What you should do
Copy each line below exactly and leave the pictures out.

* START Given entries *

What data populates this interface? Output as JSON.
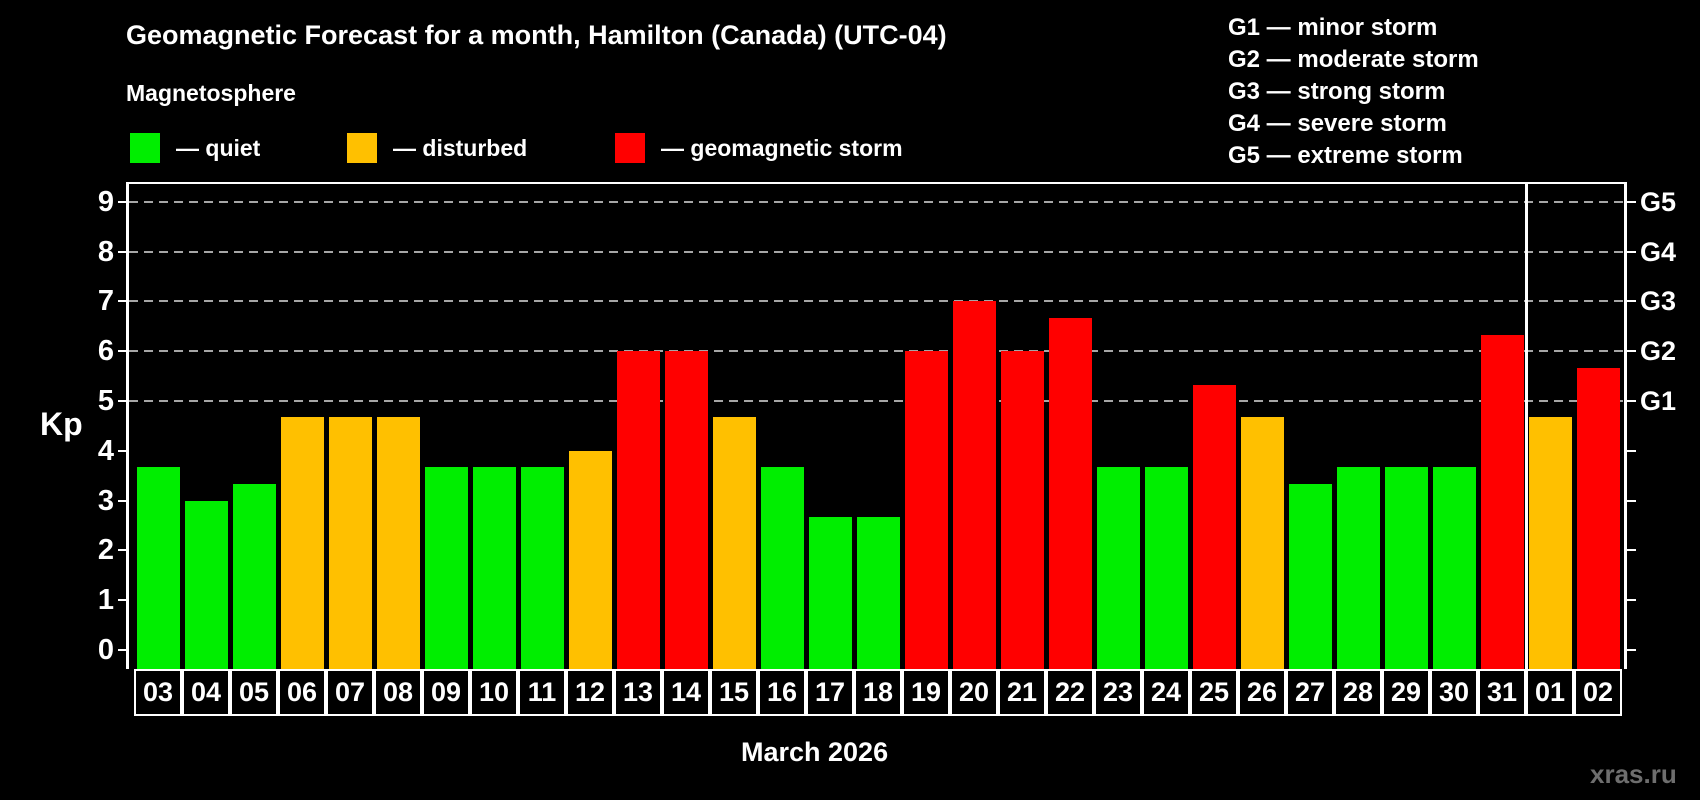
{
  "title": "Geomagnetic Forecast for a month, Hamilton (Canada) (UTC-04)",
  "subtitle": "Magnetosphere",
  "legend": {
    "items": [
      {
        "key": "quiet",
        "label": "— quiet",
        "color": "#00ee00"
      },
      {
        "key": "disturbed",
        "label": "— disturbed",
        "color": "#ffc000"
      },
      {
        "key": "storm",
        "label": "— geomagnetic storm",
        "color": "#ff0000"
      }
    ]
  },
  "g_legend": [
    "G1 — minor storm",
    "G2 — moderate storm",
    "G3 — strong storm",
    "G4 — severe storm",
    "G5 — extreme storm"
  ],
  "watermark": "xras.ru",
  "chart_data": {
    "type": "bar",
    "title": "Geomagnetic Forecast for a month, Hamilton (Canada) (UTC-04)",
    "xlabel": "March 2026",
    "ylabel": "Kp",
    "ylim": [
      -0.38,
      9.35
    ],
    "grid": "dashed horizontal at storm levels only",
    "gridline_color": "#a6a6a6",
    "background": "#000000",
    "yticks": [
      0,
      1,
      2,
      3,
      4,
      5,
      6,
      7,
      8,
      9
    ],
    "gridlines_at": [
      5,
      6,
      7,
      8,
      9
    ],
    "right_axis": [
      {
        "kp": 5,
        "label": "G1"
      },
      {
        "kp": 6,
        "label": "G2"
      },
      {
        "kp": 7,
        "label": "G3"
      },
      {
        "kp": 8,
        "label": "G4"
      },
      {
        "kp": 9,
        "label": "G5"
      }
    ],
    "categories": [
      "03",
      "04",
      "05",
      "06",
      "07",
      "08",
      "09",
      "10",
      "11",
      "12",
      "13",
      "14",
      "15",
      "16",
      "17",
      "18",
      "19",
      "20",
      "21",
      "22",
      "23",
      "24",
      "25",
      "26",
      "27",
      "28",
      "29",
      "30",
      "31",
      "01",
      "02"
    ],
    "values": [
      3.67,
      3.0,
      3.33,
      4.67,
      4.67,
      4.67,
      3.67,
      3.67,
      3.67,
      4.0,
      6.0,
      6.0,
      4.67,
      3.67,
      2.67,
      2.67,
      6.0,
      7.0,
      6.0,
      6.67,
      3.67,
      3.67,
      5.33,
      4.67,
      3.33,
      3.67,
      3.67,
      3.67,
      6.33,
      4.67,
      5.67
    ],
    "states": [
      "quiet",
      "quiet",
      "quiet",
      "disturbed",
      "disturbed",
      "disturbed",
      "quiet",
      "quiet",
      "quiet",
      "disturbed",
      "storm",
      "storm",
      "disturbed",
      "quiet",
      "quiet",
      "quiet",
      "storm",
      "storm",
      "storm",
      "storm",
      "quiet",
      "quiet",
      "storm",
      "disturbed",
      "quiet",
      "quiet",
      "quiet",
      "quiet",
      "storm",
      "disturbed",
      "storm"
    ],
    "palette": {
      "quiet": "#00ee00",
      "disturbed": "#ffc000",
      "storm": "#ff0000"
    },
    "month_separator_after_index": 28
  }
}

* END Given entries *

Task solution
What data populates this interface? Output as JSON.
{
  "title": "Geomagnetic Forecast for a month, Hamilton (Canada) (UTC-04)",
  "subtitle": "Magnetosphere",
  "legend": {
    "items": [
      {
        "key": "quiet",
        "label": "— quiet",
        "color": "#00ee00"
      },
      {
        "key": "disturbed",
        "label": "— disturbed",
        "color": "#ffc000"
      },
      {
        "key": "storm",
        "label": "— geomagnetic storm",
        "color": "#ff0000"
      }
    ]
  },
  "g_legend": [
    "G1 — minor storm",
    "G2 — moderate storm",
    "G3 — strong storm",
    "G4 — severe storm",
    "G5 — extreme storm"
  ],
  "watermark": "xras.ru",
  "chart_data": {
    "type": "bar",
    "title": "Geomagnetic Forecast for a month, Hamilton (Canada) (UTC-04)",
    "xlabel": "March 2026",
    "ylabel": "Kp",
    "ylim": [
      -0.38,
      9.35
    ],
    "grid": "dashed horizontal at storm levels only",
    "gridline_color": "#a6a6a6",
    "background": "#000000",
    "yticks": [
      0,
      1,
      2,
      3,
      4,
      5,
      6,
      7,
      8,
      9
    ],
    "gridlines_at": [
      5,
      6,
      7,
      8,
      9
    ],
    "right_axis": [
      {
        "kp": 5,
        "label": "G1"
      },
      {
        "kp": 6,
        "label": "G2"
      },
      {
        "kp": 7,
        "label": "G3"
      },
      {
        "kp": 8,
        "label": "G4"
      },
      {
        "kp": 9,
        "label": "G5"
      }
    ],
    "categories": [
      "03",
      "04",
      "05",
      "06",
      "07",
      "08",
      "09",
      "10",
      "11",
      "12",
      "13",
      "14",
      "15",
      "16",
      "17",
      "18",
      "19",
      "20",
      "21",
      "22",
      "23",
      "24",
      "25",
      "26",
      "27",
      "28",
      "29",
      "30",
      "31",
      "01",
      "02"
    ],
    "values": [
      3.67,
      3.0,
      3.33,
      4.67,
      4.67,
      4.67,
      3.67,
      3.67,
      3.67,
      4.0,
      6.0,
      6.0,
      4.67,
      3.67,
      2.67,
      2.67,
      6.0,
      7.0,
      6.0,
      6.67,
      3.67,
      3.67,
      5.33,
      4.67,
      3.33,
      3.67,
      3.67,
      3.67,
      6.33,
      4.67,
      5.67
    ],
    "states": [
      "quiet",
      "quiet",
      "quiet",
      "disturbed",
      "disturbed",
      "disturbed",
      "quiet",
      "quiet",
      "quiet",
      "disturbed",
      "storm",
      "storm",
      "disturbed",
      "quiet",
      "quiet",
      "quiet",
      "storm",
      "storm",
      "storm",
      "storm",
      "quiet",
      "quiet",
      "storm",
      "disturbed",
      "quiet",
      "quiet",
      "quiet",
      "quiet",
      "storm",
      "disturbed",
      "storm"
    ],
    "palette": {
      "quiet": "#00ee00",
      "disturbed": "#ffc000",
      "storm": "#ff0000"
    },
    "month_separator_after_index": 28
  }
}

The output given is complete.